>> BEGIN

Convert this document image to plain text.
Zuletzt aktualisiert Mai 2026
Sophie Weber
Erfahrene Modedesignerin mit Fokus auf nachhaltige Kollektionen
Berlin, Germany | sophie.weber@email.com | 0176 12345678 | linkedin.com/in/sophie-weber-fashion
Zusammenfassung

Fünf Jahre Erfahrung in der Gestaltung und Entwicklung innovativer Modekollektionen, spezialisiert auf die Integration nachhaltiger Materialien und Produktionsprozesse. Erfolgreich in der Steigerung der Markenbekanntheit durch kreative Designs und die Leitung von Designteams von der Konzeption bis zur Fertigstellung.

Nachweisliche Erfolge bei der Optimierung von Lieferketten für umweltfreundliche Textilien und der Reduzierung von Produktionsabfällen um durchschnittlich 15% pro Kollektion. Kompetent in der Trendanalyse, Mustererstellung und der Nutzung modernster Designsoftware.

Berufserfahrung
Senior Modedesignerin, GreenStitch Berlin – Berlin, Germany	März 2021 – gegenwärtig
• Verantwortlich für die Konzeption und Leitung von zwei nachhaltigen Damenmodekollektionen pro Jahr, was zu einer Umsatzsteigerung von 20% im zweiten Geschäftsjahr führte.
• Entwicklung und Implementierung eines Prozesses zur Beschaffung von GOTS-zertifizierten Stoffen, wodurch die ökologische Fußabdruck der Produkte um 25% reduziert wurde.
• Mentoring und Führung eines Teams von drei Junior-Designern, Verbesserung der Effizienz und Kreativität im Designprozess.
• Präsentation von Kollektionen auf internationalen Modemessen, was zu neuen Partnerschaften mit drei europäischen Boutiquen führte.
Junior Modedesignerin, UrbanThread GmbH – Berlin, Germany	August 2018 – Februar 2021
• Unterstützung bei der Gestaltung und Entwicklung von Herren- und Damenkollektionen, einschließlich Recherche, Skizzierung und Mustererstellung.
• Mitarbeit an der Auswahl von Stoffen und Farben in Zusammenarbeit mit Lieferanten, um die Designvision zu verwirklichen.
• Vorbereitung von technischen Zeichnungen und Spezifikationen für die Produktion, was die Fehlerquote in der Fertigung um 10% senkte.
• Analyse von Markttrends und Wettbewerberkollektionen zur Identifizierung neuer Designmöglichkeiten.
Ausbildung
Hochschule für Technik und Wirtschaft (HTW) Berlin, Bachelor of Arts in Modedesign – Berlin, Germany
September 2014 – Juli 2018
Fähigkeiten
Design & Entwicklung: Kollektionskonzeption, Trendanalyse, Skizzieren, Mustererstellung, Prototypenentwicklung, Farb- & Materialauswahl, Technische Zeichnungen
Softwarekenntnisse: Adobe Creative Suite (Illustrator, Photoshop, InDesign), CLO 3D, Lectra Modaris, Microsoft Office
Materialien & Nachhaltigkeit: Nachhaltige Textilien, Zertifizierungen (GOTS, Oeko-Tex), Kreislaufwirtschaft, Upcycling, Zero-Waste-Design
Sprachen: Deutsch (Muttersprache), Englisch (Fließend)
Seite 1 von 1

>> END

DIRECTIONS -> Write out every entry again, keeping each line exactly the same.

EXERCISE SOLUTION ->
Convert this document image to plain text.
Zuletzt aktualisiert Mai 2026
Sophie Weber
Erfahrene Modedesignerin mit Fokus auf nachhaltige Kollektionen
Berlin, Germany | sophie.weber@email.com | 0176 12345678 | linkedin.com/in/sophie-weber-fashion
Zusammenfassung

Fünf Jahre Erfahrung in der Gestaltung und Entwicklung innovativer Modekollektionen, spezialisiert auf die Integration nachhaltiger Materialien und Produktionsprozesse. Erfolgreich in der Steigerung der Markenbekanntheit durch kreative Designs und die Leitung von Designteams von der Konzeption bis zur Fertigstellung.

Nachweisliche Erfolge bei der Optimierung von Lieferketten für umweltfreundliche Textilien und der Reduzierung von Produktionsabfällen um durchschnittlich 15% pro Kollektion. Kompetent in der Trendanalyse, Mustererstellung und der Nutzung modernster Designsoftware.

Berufserfahrung
Senior Modedesignerin, GreenStitch Berlin – Berlin, Germany	März 2021 – gegenwärtig
• Verantwortlich für die Konzeption und Leitung von zwei nachhaltigen Damenmodekollektionen pro Jahr, was zu einer Umsatzsteigerung von 20% im zweiten Geschäftsjahr führte.
• Entwicklung und Implementierung eines Prozesses zur Beschaffung von GOTS-zertifizierten Stoffen, wodurch die ökologische Fußabdruck der Produkte um 25% reduziert wurde.
• Mentoring und Führung eines Teams von drei Junior-Designern, Verbesserung der Effizienz und Kreativität im Designprozess.
• Präsentation von Kollektionen auf internationalen Modemessen, was zu neuen Partnerschaften mit drei europäischen Boutiquen führte.
Junior Modedesignerin, UrbanThread GmbH – Berlin, Germany	August 2018 – Februar 2021
• Unterstützung bei der Gestaltung und Entwicklung von Herren- und Damenkollektionen, einschließlich Recherche, Skizzierung und Mustererstellung.
• Mitarbeit an der Auswahl von Stoffen und Farben in Zusammenarbeit mit Lieferanten, um die Designvision zu verwirklichen.
• Vorbereitung von technischen Zeichnungen und Spezifikationen für die Produktion, was die Fehlerquote in der Fertigung um 10% senkte.
• Analyse von Markttrends und Wettbewerberkollektionen zur Identifizierung neuer Designmöglichkeiten.
Ausbildung
Hochschule für Technik und Wirtschaft (HTW) Berlin, Bachelor of Arts in Modedesign – Berlin, Germany
September 2014 – Juli 2018
Fähigkeiten
Design & Entwicklung: Kollektionskonzeption, Trendanalyse, Skizzieren, Mustererstellung, Prototypenentwicklung, Farb- & Materialauswahl, Technische Zeichnungen
Softwarekenntnisse: Adobe Creative Suite (Illustrator, Photoshop, InDesign), CLO 3D, Lectra Modaris, Microsoft Office
Materialien & Nachhaltigkeit: Nachhaltige Textilien, Zertifizierungen (GOTS, Oeko-Tex), Kreislaufwirtschaft, Upcycling, Zero-Waste-Design
Sprachen: Deutsch (Muttersprache), Englisch (Fließend)
Seite 1 von 1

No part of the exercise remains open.